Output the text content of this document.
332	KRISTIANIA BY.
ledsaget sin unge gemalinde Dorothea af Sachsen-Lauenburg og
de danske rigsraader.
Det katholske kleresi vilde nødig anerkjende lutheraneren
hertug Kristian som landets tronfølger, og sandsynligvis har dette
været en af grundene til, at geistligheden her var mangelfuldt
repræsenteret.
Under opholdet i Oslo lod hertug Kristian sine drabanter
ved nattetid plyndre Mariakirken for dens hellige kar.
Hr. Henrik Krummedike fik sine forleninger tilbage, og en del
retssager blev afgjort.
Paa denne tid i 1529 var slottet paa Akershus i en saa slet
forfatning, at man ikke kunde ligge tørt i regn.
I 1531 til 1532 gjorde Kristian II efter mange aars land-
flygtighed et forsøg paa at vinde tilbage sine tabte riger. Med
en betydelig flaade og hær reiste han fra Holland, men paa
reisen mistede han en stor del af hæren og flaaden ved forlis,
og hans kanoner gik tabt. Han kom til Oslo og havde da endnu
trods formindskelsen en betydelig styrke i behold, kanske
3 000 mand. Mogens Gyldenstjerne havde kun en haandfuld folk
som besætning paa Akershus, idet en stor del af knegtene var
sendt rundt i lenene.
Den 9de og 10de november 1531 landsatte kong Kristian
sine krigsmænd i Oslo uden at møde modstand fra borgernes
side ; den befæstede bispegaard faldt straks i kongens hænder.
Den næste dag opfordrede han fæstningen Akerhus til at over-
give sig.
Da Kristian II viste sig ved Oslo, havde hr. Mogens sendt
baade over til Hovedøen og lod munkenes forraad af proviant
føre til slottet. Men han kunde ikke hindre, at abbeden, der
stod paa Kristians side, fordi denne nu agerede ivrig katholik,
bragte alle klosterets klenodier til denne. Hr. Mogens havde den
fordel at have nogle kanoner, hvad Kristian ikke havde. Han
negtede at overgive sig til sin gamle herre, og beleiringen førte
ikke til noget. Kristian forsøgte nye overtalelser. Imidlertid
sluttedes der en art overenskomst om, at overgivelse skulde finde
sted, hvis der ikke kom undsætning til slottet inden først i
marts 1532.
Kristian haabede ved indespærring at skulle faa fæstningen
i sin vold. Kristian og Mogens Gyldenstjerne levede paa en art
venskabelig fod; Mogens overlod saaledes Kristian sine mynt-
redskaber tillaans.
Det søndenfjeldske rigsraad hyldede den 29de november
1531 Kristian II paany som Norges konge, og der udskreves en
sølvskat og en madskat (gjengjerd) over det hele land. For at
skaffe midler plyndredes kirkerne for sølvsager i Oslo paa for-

**GIVEN EXERCISE**
Identify the lines in the entries that hold "hertug" and return each one.

**FULL SOLUTION**
hertug Kristian som landets tronfølger, og sandsynligvis har dette
Under opholdet i Oslo lod hertug Kristian sine drabanter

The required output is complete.